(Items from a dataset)
════════
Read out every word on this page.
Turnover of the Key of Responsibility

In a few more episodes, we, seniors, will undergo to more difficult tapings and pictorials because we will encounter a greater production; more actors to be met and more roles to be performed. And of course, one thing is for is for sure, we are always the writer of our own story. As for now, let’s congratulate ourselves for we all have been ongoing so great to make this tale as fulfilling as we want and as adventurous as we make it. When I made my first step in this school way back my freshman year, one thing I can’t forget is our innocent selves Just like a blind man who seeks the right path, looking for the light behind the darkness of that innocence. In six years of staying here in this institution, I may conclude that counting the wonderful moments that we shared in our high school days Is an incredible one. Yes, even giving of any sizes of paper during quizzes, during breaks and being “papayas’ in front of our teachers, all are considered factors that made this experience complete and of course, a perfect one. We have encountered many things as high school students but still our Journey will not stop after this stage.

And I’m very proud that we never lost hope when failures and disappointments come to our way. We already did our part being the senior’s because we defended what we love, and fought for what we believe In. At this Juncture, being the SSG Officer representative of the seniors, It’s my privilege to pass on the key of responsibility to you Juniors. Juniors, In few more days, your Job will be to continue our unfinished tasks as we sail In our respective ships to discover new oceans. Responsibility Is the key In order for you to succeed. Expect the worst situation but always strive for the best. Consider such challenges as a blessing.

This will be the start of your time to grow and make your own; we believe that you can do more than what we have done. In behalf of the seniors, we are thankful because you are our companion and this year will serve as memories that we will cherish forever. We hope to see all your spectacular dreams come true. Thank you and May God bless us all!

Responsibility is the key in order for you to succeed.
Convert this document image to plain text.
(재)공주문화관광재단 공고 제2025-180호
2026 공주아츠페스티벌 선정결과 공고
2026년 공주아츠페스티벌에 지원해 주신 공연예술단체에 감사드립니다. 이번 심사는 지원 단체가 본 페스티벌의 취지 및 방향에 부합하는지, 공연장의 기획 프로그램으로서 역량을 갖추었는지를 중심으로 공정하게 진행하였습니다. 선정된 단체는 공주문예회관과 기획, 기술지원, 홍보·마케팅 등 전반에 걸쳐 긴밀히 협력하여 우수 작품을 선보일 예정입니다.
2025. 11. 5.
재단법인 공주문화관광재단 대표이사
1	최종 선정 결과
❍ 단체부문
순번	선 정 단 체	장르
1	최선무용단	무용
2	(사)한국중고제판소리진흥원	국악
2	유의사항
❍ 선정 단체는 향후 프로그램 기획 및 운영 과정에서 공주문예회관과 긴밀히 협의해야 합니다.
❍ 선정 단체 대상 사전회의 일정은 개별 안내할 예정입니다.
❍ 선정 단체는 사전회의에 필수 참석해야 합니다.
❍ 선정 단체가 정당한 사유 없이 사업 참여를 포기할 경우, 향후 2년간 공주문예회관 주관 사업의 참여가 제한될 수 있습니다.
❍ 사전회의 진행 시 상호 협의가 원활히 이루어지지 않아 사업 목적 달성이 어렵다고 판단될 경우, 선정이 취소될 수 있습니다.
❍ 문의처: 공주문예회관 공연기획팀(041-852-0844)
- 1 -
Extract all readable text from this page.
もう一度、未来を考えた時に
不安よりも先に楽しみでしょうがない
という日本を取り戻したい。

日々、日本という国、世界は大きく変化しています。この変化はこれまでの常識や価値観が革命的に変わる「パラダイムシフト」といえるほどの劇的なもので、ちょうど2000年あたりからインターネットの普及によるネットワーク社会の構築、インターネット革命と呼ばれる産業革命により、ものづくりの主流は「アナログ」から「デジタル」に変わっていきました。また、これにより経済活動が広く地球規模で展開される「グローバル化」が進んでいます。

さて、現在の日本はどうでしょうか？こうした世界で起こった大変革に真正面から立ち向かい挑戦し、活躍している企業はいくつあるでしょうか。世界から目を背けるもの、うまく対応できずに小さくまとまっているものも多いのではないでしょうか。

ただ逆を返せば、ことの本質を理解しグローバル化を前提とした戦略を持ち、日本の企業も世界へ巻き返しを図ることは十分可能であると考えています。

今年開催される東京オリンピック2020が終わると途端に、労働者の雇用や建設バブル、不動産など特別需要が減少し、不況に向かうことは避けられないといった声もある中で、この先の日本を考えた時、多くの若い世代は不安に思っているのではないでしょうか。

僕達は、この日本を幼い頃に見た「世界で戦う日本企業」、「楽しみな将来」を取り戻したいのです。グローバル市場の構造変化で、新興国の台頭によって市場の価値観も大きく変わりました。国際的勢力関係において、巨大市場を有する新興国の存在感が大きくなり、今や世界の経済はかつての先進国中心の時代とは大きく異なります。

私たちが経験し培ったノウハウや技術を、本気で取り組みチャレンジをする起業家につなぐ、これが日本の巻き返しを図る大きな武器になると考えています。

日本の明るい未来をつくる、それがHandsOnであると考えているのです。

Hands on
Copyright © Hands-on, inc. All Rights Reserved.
════════
◆ Set problem: Copy down the whole of the data above, matching it exactly.

◆ Exercise result:
Read out every word on this page.
Turnover of the Key of Responsibility

In a few more episodes, we, seniors, will undergo to more difficult tapings and pictorials because we will encounter a greater production; more actors to be met and more roles to be performed. And of course, one thing is for is for sure, we are always the writer of our own story. As for now, let’s congratulate ourselves for we all have been ongoing so great to make this tale as fulfilling as we want and as adventurous as we make it. When I made my first step in this school way back my freshman year, one thing I can’t forget is our innocent selves Just like a blind man who seeks the right path, looking for the light behind the darkness of that innocence. In six years of staying here in this institution, I may conclude that counting the wonderful moments that we shared in our high school days Is an incredible one. Yes, even giving of any sizes of paper during quizzes, during breaks and being “papayas’ in front of our teachers, all are considered factors that made this experience complete and of course, a perfect one. We have encountered many things as high school students but still our Journey will not stop after this stage.

And I’m very proud that we never lost hope when failures and disappointments come to our way. We already did our part being the senior’s because we defended what we love, and fought for what we believe In. At this Juncture, being the SSG Officer representative of the seniors, It’s my privilege to pass on the key of responsibility to you Juniors. Juniors, In few more days, your Job will be to continue our unfinished tasks as we sail In our respective ships to discover new oceans. Responsibility Is the key In order for you to succeed. Expect the worst situation but always strive for the best. Consider such challenges as a blessing.

This will be the start of your time to grow and make your own; we believe that you can do more than what we have done. In behalf of the seniors, we are thankful because you are our companion and this year will serve as memories that we will cherish forever. We hope to see all your spectacular dreams come true. Thank you and May God bless us all!

Responsibility is the key in order for you to succeed.
Convert this document image to plain text.
(재)공주문화관광재단 공고 제2025-180호
2026 공주아츠페스티벌 선정결과 공고
2026년 공주아츠페스티벌에 지원해 주신 공연예술단체에 감사드립니다. 이번 심사는 지원 단체가 본 페스티벌의 취지 및 방향에 부합하는지, 공연장의 기획 프로그램으로서 역량을 갖추었는지를 중심으로 공정하게 진행하였습니다. 선정된 단체는 공주문예회관과 기획, 기술지원, 홍보·마케팅 등 전반에 걸쳐 긴밀히 협력하여 우수 작품을 선보일 예정입니다.
2025. 11. 5.
재단법인 공주문화관광재단 대표이사
1	최종 선정 결과
❍ 단체부문
순번	선 정 단 체	장르
1	최선무용단	무용
2	(사)한국중고제판소리진흥원	국악
2	유의사항
❍ 선정 단체는 향후 프로그램 기획 및 운영 과정에서 공주문예회관과 긴밀히 협의해야 합니다.
❍ 선정 단체 대상 사전회의 일정은 개별 안내할 예정입니다.
❍ 선정 단체는 사전회의에 필수 참석해야 합니다.
❍ 선정 단체가 정당한 사유 없이 사업 참여를 포기할 경우, 향후 2년간 공주문예회관 주관 사업의 참여가 제한될 수 있습니다.
❍ 사전회의 진행 시 상호 협의가 원활히 이루어지지 않아 사업 목적 달성이 어렵다고 판단될 경우, 선정이 취소될 수 있습니다.
❍ 문의처: 공주문예회관 공연기획팀(041-852-0844)
- 1 -
Extract all readable text from this page.
もう一度、未来を考えた時に
不安よりも先に楽しみでしょうがない
という日本を取り戻したい。

日々、日本という国、世界は大きく変化しています。この変化はこれまでの常識や価値観が革命的に変わる「パラダイムシフト」といえるほどの劇的なもので、ちょうど2000年あたりからインターネットの普及によるネットワーク社会の構築、インターネット革命と呼ばれる産業革命により、ものづくりの主流は「アナログ」から「デジタル」に変わっていきました。また、これにより経済活動が広く地球規模で展開される「グローバル化」が進んでいます。

さて、現在の日本はどうでしょうか？こうした世界で起こった大変革に真正面から立ち向かい挑戦し、活躍している企業はいくつあるでしょうか。世界から目を背けるもの、うまく対応できずに小さくまとまっているものも多いのではないでしょうか。

ただ逆を返せば、ことの本質を理解しグローバル化を前提とした戦略を持ち、日本の企業も世界へ巻き返しを図ることは十分可能であると考えています。

今年開催される東京オリンピック2020が終わると途端に、労働者の雇用や建設バブル、不動産など特別需要が減少し、不況に向かうことは避けられないといった声もある中で、この先の日本を考えた時、多くの若い世代は不安に思っているのではないでしょうか。

僕達は、この日本を幼い頃に見た「世界で戦う日本企業」、「楽しみな将来」を取り戻したいのです。グローバル市場の構造変化で、新興国の台頭によって市場の価値観も大きく変わりました。国際的勢力関係において、巨大市場を有する新興国の存在感が大きくなり、今や世界の経済はかつての先進国中心の時代とは大きく異なります。

私たちが経験し培ったノウハウや技術を、本気で取り組みチャレンジをする起業家につなぐ、これが日本の巻き返しを図る大きな武器になると考えています。

日本の明るい未来をつくる、それがHandsOnであると考えているのです。

Hands on
Copyright © Hands-on, inc. All Rights Reserved.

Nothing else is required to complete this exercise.